▶ _Provided information_
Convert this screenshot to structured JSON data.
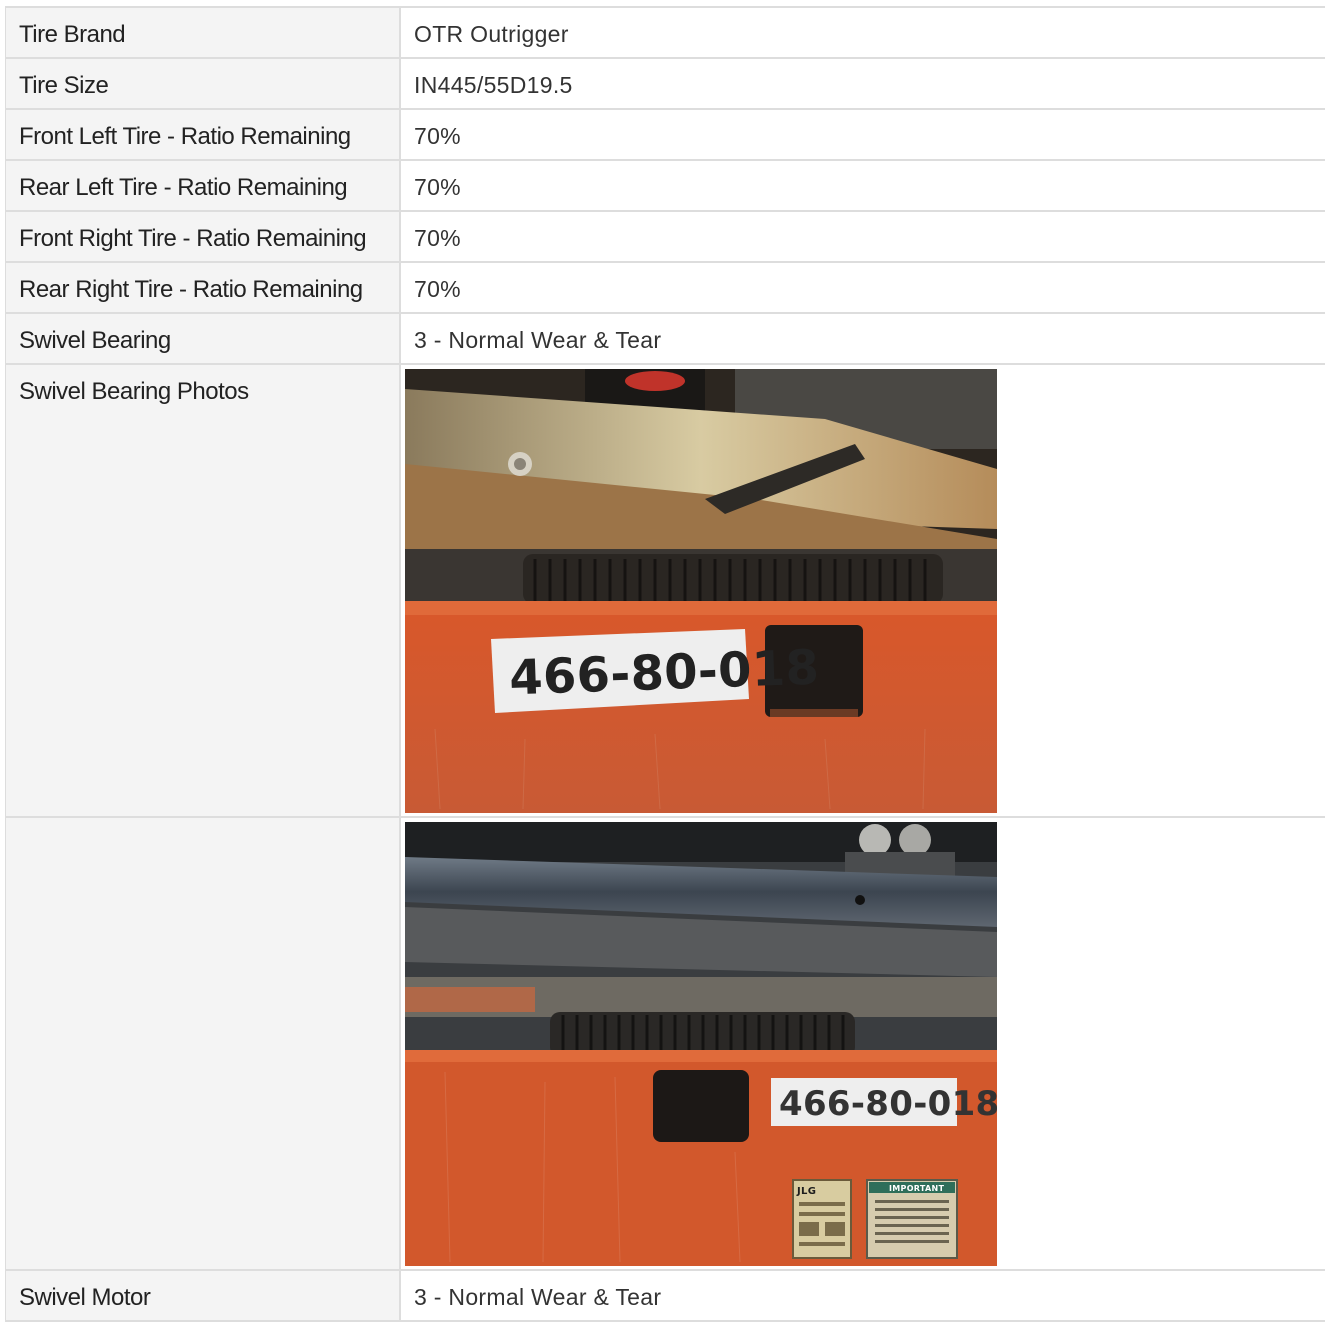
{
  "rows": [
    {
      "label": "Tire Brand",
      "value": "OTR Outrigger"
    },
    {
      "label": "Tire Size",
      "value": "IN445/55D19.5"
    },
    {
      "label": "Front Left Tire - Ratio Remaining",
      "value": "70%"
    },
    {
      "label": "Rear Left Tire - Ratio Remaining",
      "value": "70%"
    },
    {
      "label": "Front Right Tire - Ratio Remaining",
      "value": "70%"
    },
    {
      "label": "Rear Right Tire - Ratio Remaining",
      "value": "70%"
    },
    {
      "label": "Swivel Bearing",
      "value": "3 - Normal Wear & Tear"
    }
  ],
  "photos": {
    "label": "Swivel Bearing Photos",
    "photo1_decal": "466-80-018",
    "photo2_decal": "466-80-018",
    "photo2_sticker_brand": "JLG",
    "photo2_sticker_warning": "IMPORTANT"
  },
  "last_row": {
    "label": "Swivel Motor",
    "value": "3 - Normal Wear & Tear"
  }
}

▶ _Job_
Locate the word "Bearing" in the records above, and return each line that has it.

▶ _Reply_
      "label": "Swivel Bearing",
    "label": "Swivel Bearing Photos",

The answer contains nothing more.